»»

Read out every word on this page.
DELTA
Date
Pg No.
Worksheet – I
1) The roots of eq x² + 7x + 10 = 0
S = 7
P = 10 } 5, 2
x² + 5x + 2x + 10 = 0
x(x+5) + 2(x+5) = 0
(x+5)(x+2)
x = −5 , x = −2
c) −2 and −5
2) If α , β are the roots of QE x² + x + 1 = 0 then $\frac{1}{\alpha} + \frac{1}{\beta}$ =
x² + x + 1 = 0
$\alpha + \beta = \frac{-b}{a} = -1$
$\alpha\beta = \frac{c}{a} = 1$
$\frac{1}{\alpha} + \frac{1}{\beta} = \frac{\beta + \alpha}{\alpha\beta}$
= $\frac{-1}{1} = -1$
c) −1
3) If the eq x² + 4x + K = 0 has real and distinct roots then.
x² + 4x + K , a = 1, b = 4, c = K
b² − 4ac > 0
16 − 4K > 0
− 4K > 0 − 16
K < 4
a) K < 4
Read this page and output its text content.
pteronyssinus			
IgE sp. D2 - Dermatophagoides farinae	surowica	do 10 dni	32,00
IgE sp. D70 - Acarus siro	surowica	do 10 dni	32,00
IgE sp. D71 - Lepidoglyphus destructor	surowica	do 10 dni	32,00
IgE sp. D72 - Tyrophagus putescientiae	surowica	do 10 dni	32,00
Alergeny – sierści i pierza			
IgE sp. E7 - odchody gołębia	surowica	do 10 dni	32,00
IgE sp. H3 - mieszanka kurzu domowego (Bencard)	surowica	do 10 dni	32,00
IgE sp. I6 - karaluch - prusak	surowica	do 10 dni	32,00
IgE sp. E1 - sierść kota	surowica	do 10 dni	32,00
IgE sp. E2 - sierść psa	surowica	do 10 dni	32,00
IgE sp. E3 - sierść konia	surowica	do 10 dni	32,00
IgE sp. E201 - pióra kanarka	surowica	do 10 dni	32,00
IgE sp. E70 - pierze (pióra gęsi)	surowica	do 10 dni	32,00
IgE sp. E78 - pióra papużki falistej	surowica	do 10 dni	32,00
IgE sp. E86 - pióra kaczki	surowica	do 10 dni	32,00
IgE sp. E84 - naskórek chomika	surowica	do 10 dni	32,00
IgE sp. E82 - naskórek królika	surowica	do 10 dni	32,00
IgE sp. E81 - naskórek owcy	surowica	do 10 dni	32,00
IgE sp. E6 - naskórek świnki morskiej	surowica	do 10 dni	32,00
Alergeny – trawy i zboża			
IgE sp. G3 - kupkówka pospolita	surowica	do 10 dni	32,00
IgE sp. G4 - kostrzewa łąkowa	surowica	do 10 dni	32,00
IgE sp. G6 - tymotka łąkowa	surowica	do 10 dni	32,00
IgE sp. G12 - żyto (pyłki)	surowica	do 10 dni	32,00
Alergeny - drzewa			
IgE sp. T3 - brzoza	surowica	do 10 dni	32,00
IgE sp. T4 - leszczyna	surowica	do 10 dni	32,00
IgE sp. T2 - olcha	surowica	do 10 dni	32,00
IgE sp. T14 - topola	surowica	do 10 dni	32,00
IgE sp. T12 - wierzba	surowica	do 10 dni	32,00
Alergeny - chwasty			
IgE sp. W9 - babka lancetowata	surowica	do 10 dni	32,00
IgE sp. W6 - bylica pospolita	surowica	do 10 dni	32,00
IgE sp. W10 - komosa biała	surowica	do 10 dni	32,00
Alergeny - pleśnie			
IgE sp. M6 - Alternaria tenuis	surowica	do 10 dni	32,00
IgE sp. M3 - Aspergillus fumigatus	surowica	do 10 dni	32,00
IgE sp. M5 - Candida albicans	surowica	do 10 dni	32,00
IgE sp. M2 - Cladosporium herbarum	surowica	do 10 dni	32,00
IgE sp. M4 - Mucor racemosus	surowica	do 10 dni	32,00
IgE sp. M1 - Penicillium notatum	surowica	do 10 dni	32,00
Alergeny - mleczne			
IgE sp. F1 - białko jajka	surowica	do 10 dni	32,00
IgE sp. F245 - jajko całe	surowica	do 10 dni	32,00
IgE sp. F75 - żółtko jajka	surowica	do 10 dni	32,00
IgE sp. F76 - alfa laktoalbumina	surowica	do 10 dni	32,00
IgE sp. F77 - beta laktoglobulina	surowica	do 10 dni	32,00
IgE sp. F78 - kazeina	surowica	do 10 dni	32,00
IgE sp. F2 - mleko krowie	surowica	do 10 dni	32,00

««

◆ **Short exercise**:
Show every line above in which the word "this" occurs.

◆ **Correct answer**:
Read out every word on this page.
Read this page and output its text content.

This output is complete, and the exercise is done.